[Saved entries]
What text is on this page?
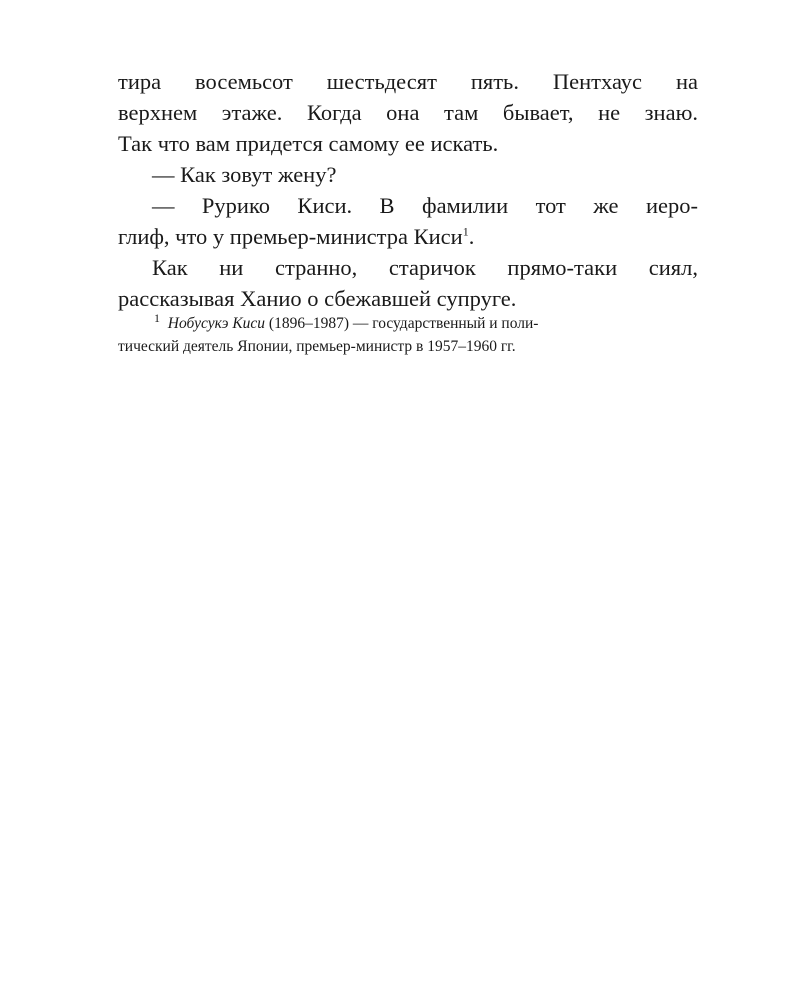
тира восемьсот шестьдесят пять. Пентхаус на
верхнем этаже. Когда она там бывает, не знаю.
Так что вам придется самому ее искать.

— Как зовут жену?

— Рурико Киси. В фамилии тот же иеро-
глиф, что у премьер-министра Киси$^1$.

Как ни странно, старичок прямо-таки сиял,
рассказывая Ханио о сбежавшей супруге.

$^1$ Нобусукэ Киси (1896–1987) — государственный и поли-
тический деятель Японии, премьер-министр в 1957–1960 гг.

### WHAT IS REQUIRED
What comes back should match the records exactly, minus any pictures.

### RESPONSE
What text is on this page?
тира восемьсот шестьдесят пять. Пентхаус на
верхнем этаже. Когда она там бывает, не знаю.
Так что вам придется самому ее искать.

— Как зовут жену?

— Рурико Киси. В фамилии тот же иеро-
глиф, что у премьер-министра Киси$^1$.

Как ни странно, старичок прямо-таки сиял,
рассказывая Ханио о сбежавшей супруге.

$^1$ Нобусукэ Киси (1896–1987) — государственный и поли-
тический деятель Японии, премьер-министр в 1957–1960 гг.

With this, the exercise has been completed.